- _Input data_:
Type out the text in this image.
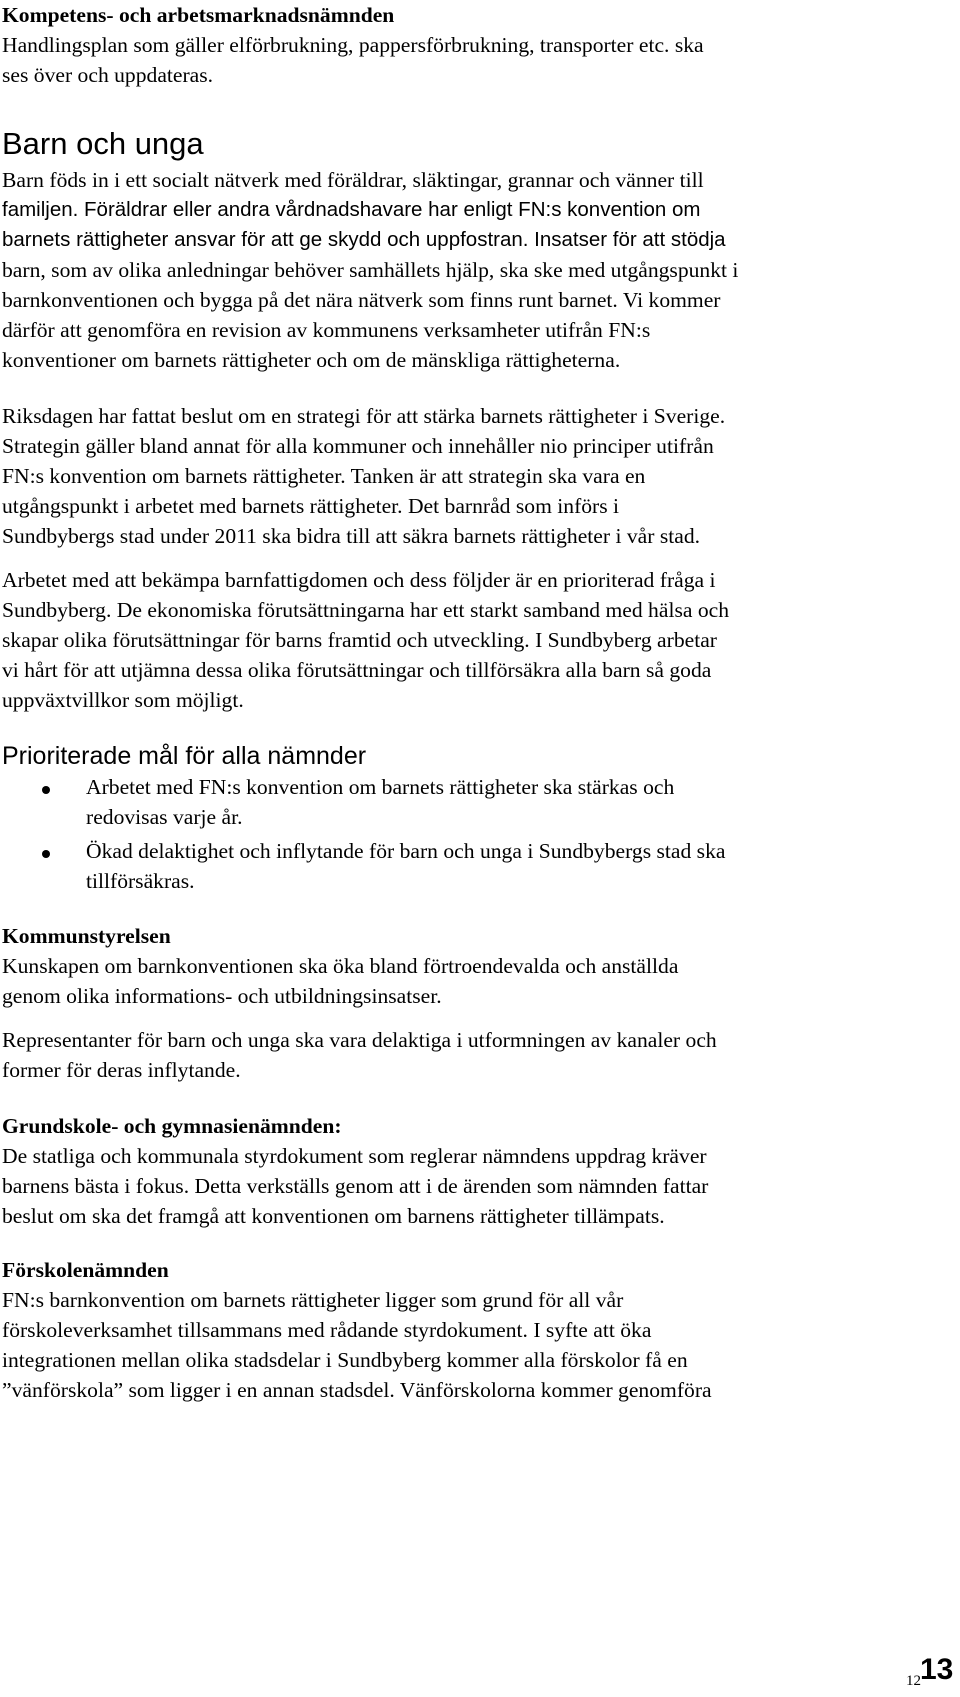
Kompetens- och arbetsmarknadsnämnden
Handlingsplan som gäller elförbrukning, pappersförbrukning, transporter etc. ska
ses över och uppdateras.
Barn och unga
Barn föds in i ett socialt nätverk med föräldrar, släktingar, grannar och vänner till
familjen. Föräldrar eller andra vårdnadshavare har enligt FN:s konvention om
barnets rättigheter ansvar för att ge skydd och uppfostran. Insatser för att stödja
barn, som av olika anledningar behöver samhällets hjälp, ska ske med utgångspunkt i
barnkonventionen och bygga på det nära nätverk som finns runt barnet. Vi kommer
därför att genomföra en revision av kommunens verksamheter utifrån FN:s
konventioner om barnets rättigheter och om de mänskliga rättigheterna.
Riksdagen har fattat beslut om en strategi för att stärka barnets rättigheter i Sverige.
Strategin gäller bland annat för alla kommuner och innehåller nio principer utifrån
FN:s konvention om barnets rättigheter. Tanken är att strategin ska vara en
utgångspunkt i arbetet med barnets rättigheter. Det barnråd som införs i
Sundbybergs stad under 2011 ska bidra till att säkra barnets rättigheter i vår stad.
Arbetet med att bekämpa barnfattigdomen och dess följder är en prioriterad fråga i
Sundbyberg. De ekonomiska förutsättningarna har ett starkt samband med hälsa och
skapar olika förutsättningar för barns framtid och utveckling. I Sundbyberg arbetar
vi hårt för att utjämna dessa olika förutsättningar och tillförsäkra alla barn så goda
uppväxtvillkor som möjligt.
Prioriterade mål för alla nämnder
Arbetet med FN:s konvention om barnets rättigheter ska stärkas och
redovisas varje år.
Ökad delaktighet och inflytande för barn och unga i Sundbybergs stad ska
tillförsäkras.
Kommunstyrelsen
Kunskapen om barnkonventionen ska öka bland förtroendevalda och anställda
genom olika informations- och utbildningsinsatser.
Representanter för barn och unga ska vara delaktiga i utformningen av kanaler och
former för deras inflytande.
Grundskole- och gymnasienämnden:
De statliga och kommunala styrdokument som reglerar nämndens uppdrag kräver
barnens bästa i fokus. Detta verkställs genom att i de ärenden som nämnden fattar
beslut om ska det framgå att konventionen om barnens rättigheter tillämpats.
Förskolenämnden
FN:s barnkonvention om barnets rättigheter ligger som grund för all vår
förskoleverksamhet tillsammans med rådande styrdokument. I syfte att öka
integrationen mellan olika stadsdelar i Sundbyberg kommer alla förskolor få en
”vänförskola” som ligger i en annan stadsdel. Vänförskolorna kommer genomföra
12 13
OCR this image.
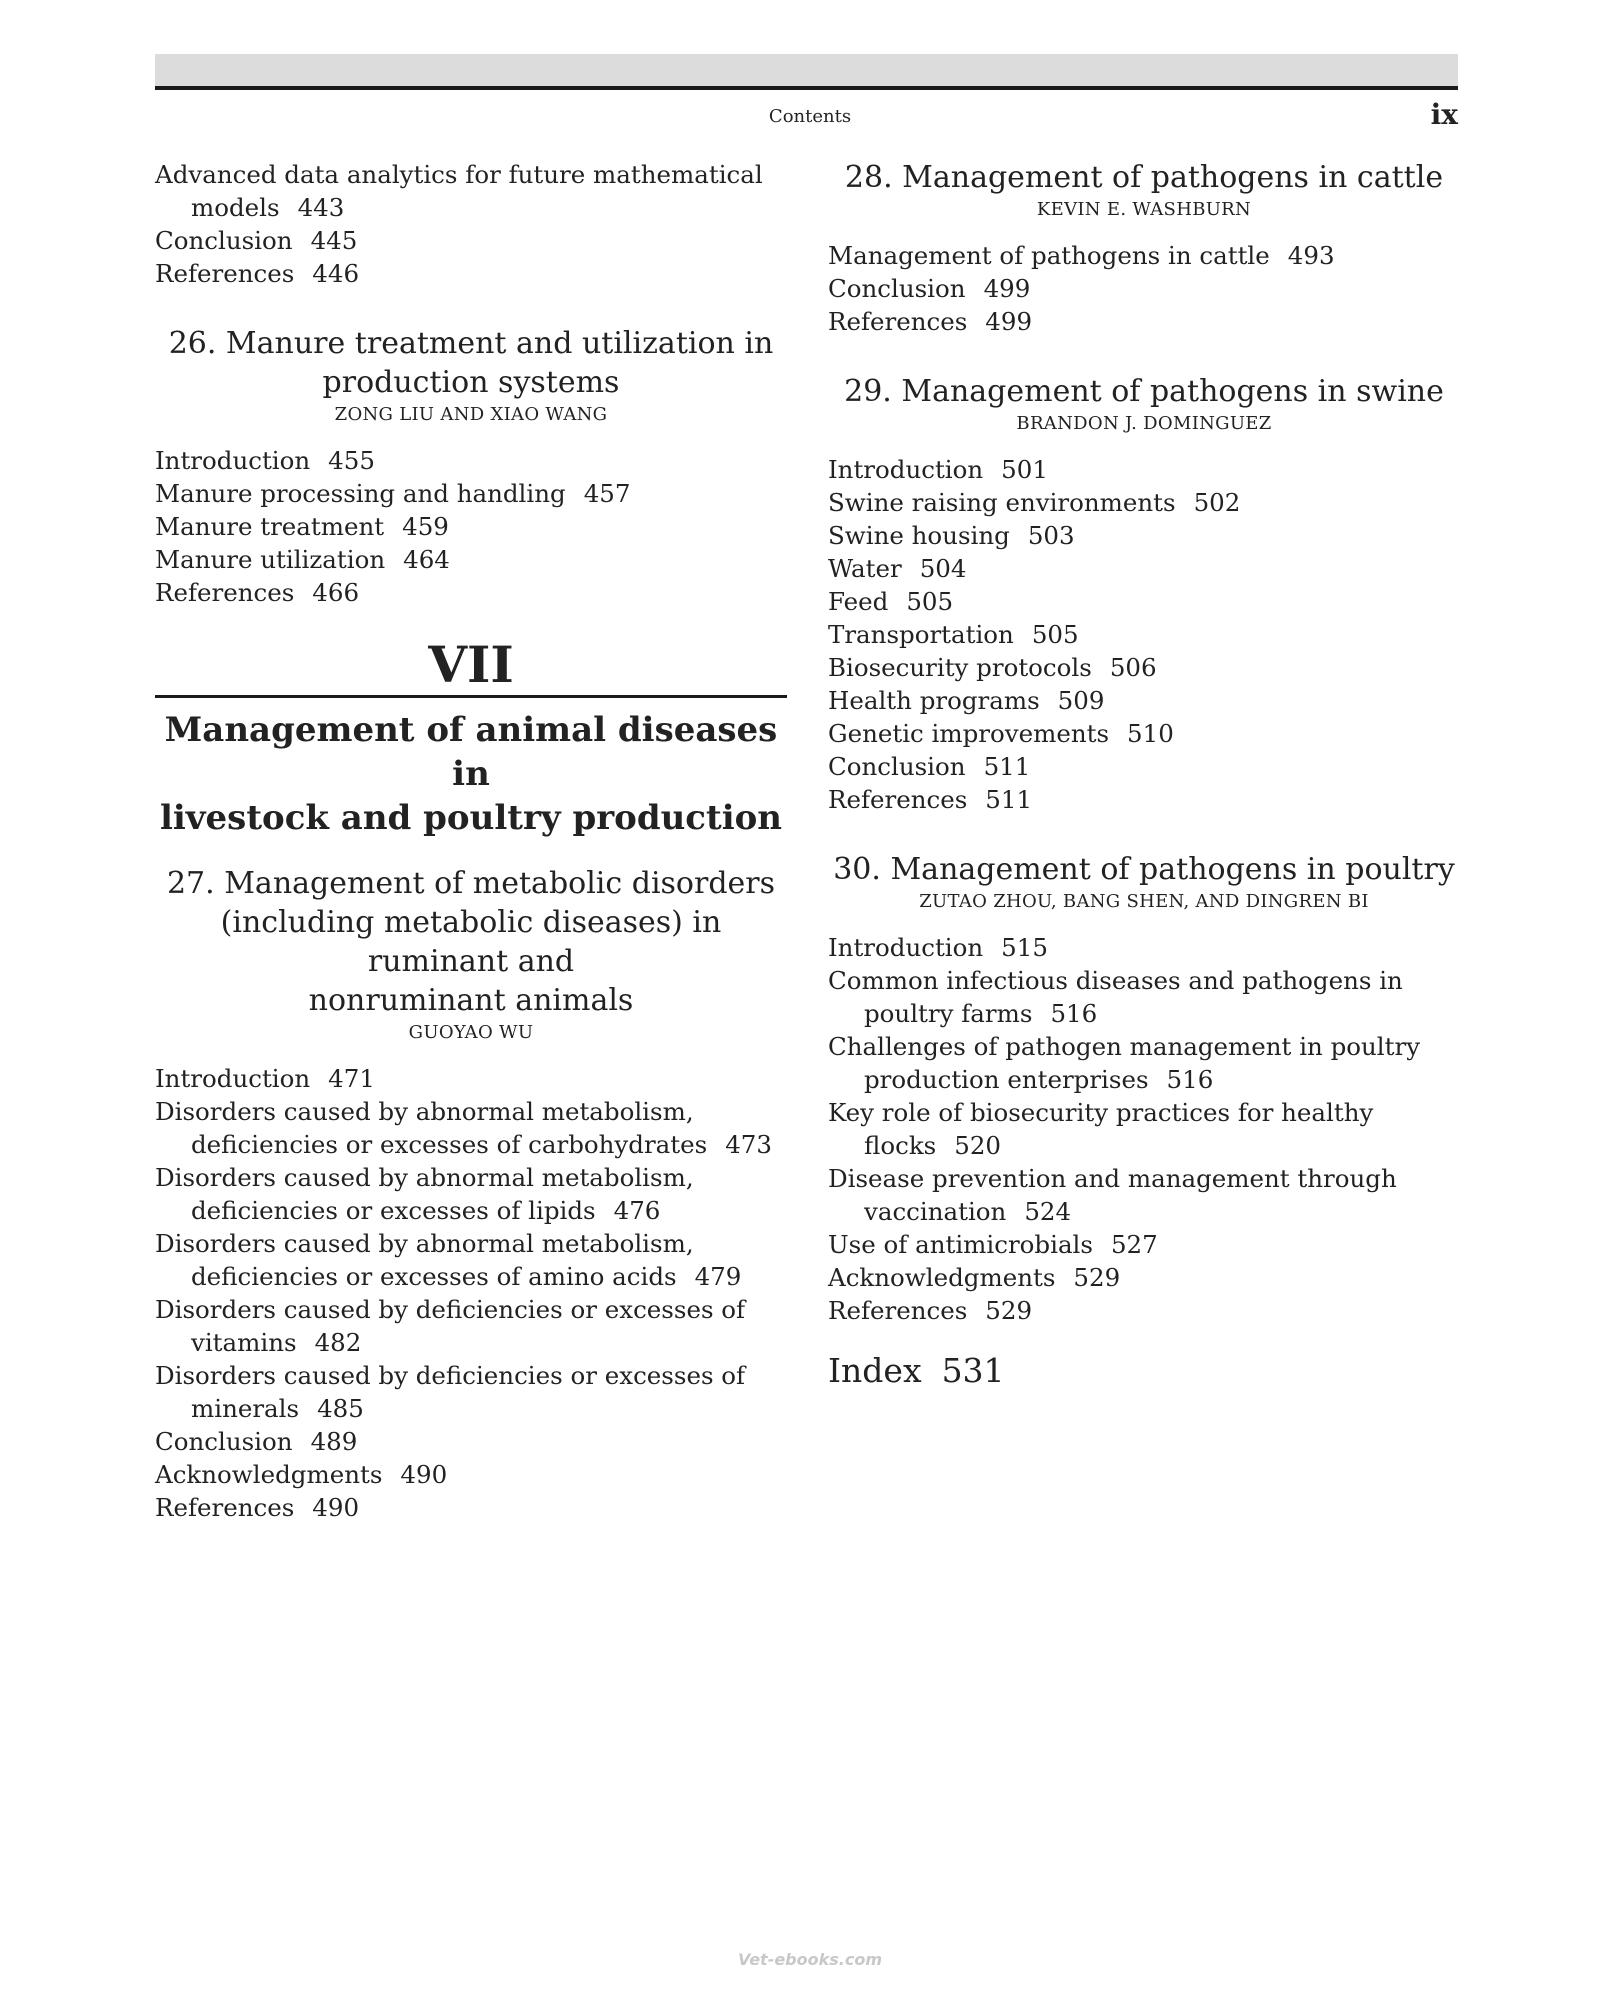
Contents	ix
Advanced data analytics for future mathematical models 443
Conclusion 445
References 446
26. Manure treatment and utilization in
production systems
ZONG LIU AND XIAO WANG
Introduction 455
Manure processing and handling 457
Manure treatment 459
Manure utilization 464
References 466
VII
Management of animal diseases in
livestock and poultry production
27. Management of metabolic disorders
(including metabolic diseases) in ruminant and
nonruminant animals
GUOYAO WU
Introduction 471
Disorders caused by abnormal metabolism, deficiencies or excesses of carbohydrates 473
Disorders caused by abnormal metabolism, deficiencies or excesses of lipids 476
Disorders caused by abnormal metabolism, deficiencies or excesses of amino acids 479
Disorders caused by deficiencies or excesses of vitamins 482
Disorders caused by deficiencies or excesses of minerals 485
Conclusion 489
Acknowledgments 490
References 490
28. Management of pathogens in cattle
KEVIN E. WASHBURN
Management of pathogens in cattle 493
Conclusion 499
References 499
29. Management of pathogens in swine
BRANDON J. DOMINGUEZ
Introduction 501
Swine raising environments 502
Swine housing 503
Water 504
Feed 505
Transportation 505
Biosecurity protocols 506
Health programs 509
Genetic improvements 510
Conclusion 511
References 511
30. Management of pathogens in poultry
ZUTAO ZHOU, BANG SHEN, AND DINGREN BI
Introduction 515
Common infectious diseases and pathogens in poultry farms 516
Challenges of pathogen management in poultry production enterprises 516
Key role of biosecurity practices for healthy flocks 520
Disease prevention and management through vaccination 524
Use of antimicrobials 527
Acknowledgments 529
References 529
Index 531
Vet-ebooks.com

- _Prompt_:
Would you set down the entries exactly as given, minus their pictures?

- _Expected answer_:
Type out the text in this image.
Kompetens- och arbetsmarknadsnämnden
Handlingsplan som gäller elförbrukning, pappersförbrukning, transporter etc. ska
ses över och uppdateras.
Barn och unga
Barn föds in i ett socialt nätverk med föräldrar, släktingar, grannar och vänner till
familjen. Föräldrar eller andra vårdnadshavare har enligt FN:s konvention om
barnets rättigheter ansvar för att ge skydd och uppfostran. Insatser för att stödja
barn, som av olika anledningar behöver samhällets hjälp, ska ske med utgångspunkt i
barnkonventionen och bygga på det nära nätverk som finns runt barnet. Vi kommer
därför att genomföra en revision av kommunens verksamheter utifrån FN:s
konventioner om barnets rättigheter och om de mänskliga rättigheterna.
Riksdagen har fattat beslut om en strategi för att stärka barnets rättigheter i Sverige.
Strategin gäller bland annat för alla kommuner och innehåller nio principer utifrån
FN:s konvention om barnets rättigheter. Tanken är att strategin ska vara en
utgångspunkt i arbetet med barnets rättigheter. Det barnråd som införs i
Sundbybergs stad under 2011 ska bidra till att säkra barnets rättigheter i vår stad.
Arbetet med att bekämpa barnfattigdomen och dess följder är en prioriterad fråga i
Sundbyberg. De ekonomiska förutsättningarna har ett starkt samband med hälsa och
skapar olika förutsättningar för barns framtid och utveckling. I Sundbyberg arbetar
vi hårt för att utjämna dessa olika förutsättningar och tillförsäkra alla barn så goda
uppväxtvillkor som möjligt.
Prioriterade mål för alla nämnder
Arbetet med FN:s konvention om barnets rättigheter ska stärkas och
redovisas varje år.
Ökad delaktighet och inflytande för barn och unga i Sundbybergs stad ska
tillförsäkras.
Kommunstyrelsen
Kunskapen om barnkonventionen ska öka bland förtroendevalda och anställda
genom olika informations- och utbildningsinsatser.
Representanter för barn och unga ska vara delaktiga i utformningen av kanaler och
former för deras inflytande.
Grundskole- och gymnasienämnden:
De statliga och kommunala styrdokument som reglerar nämndens uppdrag kräver
barnens bästa i fokus. Detta verkställs genom att i de ärenden som nämnden fattar
beslut om ska det framgå att konventionen om barnens rättigheter tillämpats.
Förskolenämnden
FN:s barnkonvention om barnets rättigheter ligger som grund för all vår
förskoleverksamhet tillsammans med rådande styrdokument. I syfte att öka
integrationen mellan olika stadsdelar i Sundbyberg kommer alla förskolor få en
”vänförskola” som ligger i en annan stadsdel. Vänförskolorna kommer genomföra
12 13
OCR this image.
Contents	ix
Advanced data analytics for future mathematical models 443
Conclusion 445
References 446
26. Manure treatment and utilization in
production systems
ZONG LIU AND XIAO WANG
Introduction 455
Manure processing and handling 457
Manure treatment 459
Manure utilization 464
References 466
VII
Management of animal diseases in
livestock and poultry production
27. Management of metabolic disorders
(including metabolic diseases) in ruminant and
nonruminant animals
GUOYAO WU
Introduction 471
Disorders caused by abnormal metabolism, deficiencies or excesses of carbohydrates 473
Disorders caused by abnormal metabolism, deficiencies or excesses of lipids 476
Disorders caused by abnormal metabolism, deficiencies or excesses of amino acids 479
Disorders caused by deficiencies or excesses of vitamins 482
Disorders caused by deficiencies or excesses of minerals 485
Conclusion 489
Acknowledgments 490
References 490
28. Management of pathogens in cattle
KEVIN E. WASHBURN
Management of pathogens in cattle 493
Conclusion 499
References 499
29. Management of pathogens in swine
BRANDON J. DOMINGUEZ
Introduction 501
Swine raising environments 502
Swine housing 503
Water 504
Feed 505
Transportation 505
Biosecurity protocols 506
Health programs 509
Genetic improvements 510
Conclusion 511
References 511
30. Management of pathogens in poultry
ZUTAO ZHOU, BANG SHEN, AND DINGREN BI
Introduction 515
Common infectious diseases and pathogens in poultry farms 516
Challenges of pathogen management in poultry production enterprises 516
Key role of biosecurity practices for healthy flocks 520
Disease prevention and management through vaccination 524
Use of antimicrobials 527
Acknowledgments 529
References 529
Index 531
Vet-ebooks.com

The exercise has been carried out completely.